(Extracted records)
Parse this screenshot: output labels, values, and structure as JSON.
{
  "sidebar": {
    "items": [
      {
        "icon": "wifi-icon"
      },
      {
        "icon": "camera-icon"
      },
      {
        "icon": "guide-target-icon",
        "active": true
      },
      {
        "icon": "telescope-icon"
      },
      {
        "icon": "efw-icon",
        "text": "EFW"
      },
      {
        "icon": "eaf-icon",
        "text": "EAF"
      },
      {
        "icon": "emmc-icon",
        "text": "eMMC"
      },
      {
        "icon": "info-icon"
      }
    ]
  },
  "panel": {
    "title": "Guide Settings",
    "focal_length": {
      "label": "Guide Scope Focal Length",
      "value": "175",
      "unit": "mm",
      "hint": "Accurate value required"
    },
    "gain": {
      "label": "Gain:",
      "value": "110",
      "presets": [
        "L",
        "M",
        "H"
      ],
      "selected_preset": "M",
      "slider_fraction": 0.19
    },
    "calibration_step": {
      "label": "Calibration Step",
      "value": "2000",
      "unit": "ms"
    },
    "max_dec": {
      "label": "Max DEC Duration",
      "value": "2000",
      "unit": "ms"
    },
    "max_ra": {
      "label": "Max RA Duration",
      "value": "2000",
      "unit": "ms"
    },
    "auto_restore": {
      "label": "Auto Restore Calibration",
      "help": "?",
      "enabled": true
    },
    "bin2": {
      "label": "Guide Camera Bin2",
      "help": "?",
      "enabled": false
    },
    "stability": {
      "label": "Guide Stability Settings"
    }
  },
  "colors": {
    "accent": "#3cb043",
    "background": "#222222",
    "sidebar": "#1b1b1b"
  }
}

EXERCISE
Word for word, restate all of the data shown above.

SOLUTION TO THIS PROBLEM
Parse this screenshot: output labels, values, and structure as JSON.
{
  "sidebar": {
    "items": [
      {
        "icon": "wifi-icon"
      },
      {
        "icon": "camera-icon"
      },
      {
        "icon": "guide-target-icon",
        "active": true
      },
      {
        "icon": "telescope-icon"
      },
      {
        "icon": "efw-icon",
        "text": "EFW"
      },
      {
        "icon": "eaf-icon",
        "text": "EAF"
      },
      {
        "icon": "emmc-icon",
        "text": "eMMC"
      },
      {
        "icon": "info-icon"
      }
    ]
  },
  "panel": {
    "title": "Guide Settings",
    "focal_length": {
      "label": "Guide Scope Focal Length",
      "value": "175",
      "unit": "mm",
      "hint": "Accurate value required"
    },
    "gain": {
      "label": "Gain:",
      "value": "110",
      "presets": [
        "L",
        "M",
        "H"
      ],
      "selected_preset": "M",
      "slider_fraction": 0.19
    },
    "calibration_step": {
      "label": "Calibration Step",
      "value": "2000",
      "unit": "ms"
    },
    "max_dec": {
      "label": "Max DEC Duration",
      "value": "2000",
      "unit": "ms"
    },
    "max_ra": {
      "label": "Max RA Duration",
      "value": "2000",
      "unit": "ms"
    },
    "auto_restore": {
      "label": "Auto Restore Calibration",
      "help": "?",
      "enabled": true
    },
    "bin2": {
      "label": "Guide Camera Bin2",
      "help": "?",
      "enabled": false
    },
    "stability": {
      "label": "Guide Stability Settings"
    }
  },
  "colors": {
    "accent": "#3cb043",
    "background": "#222222",
    "sidebar": "#1b1b1b"
  }
}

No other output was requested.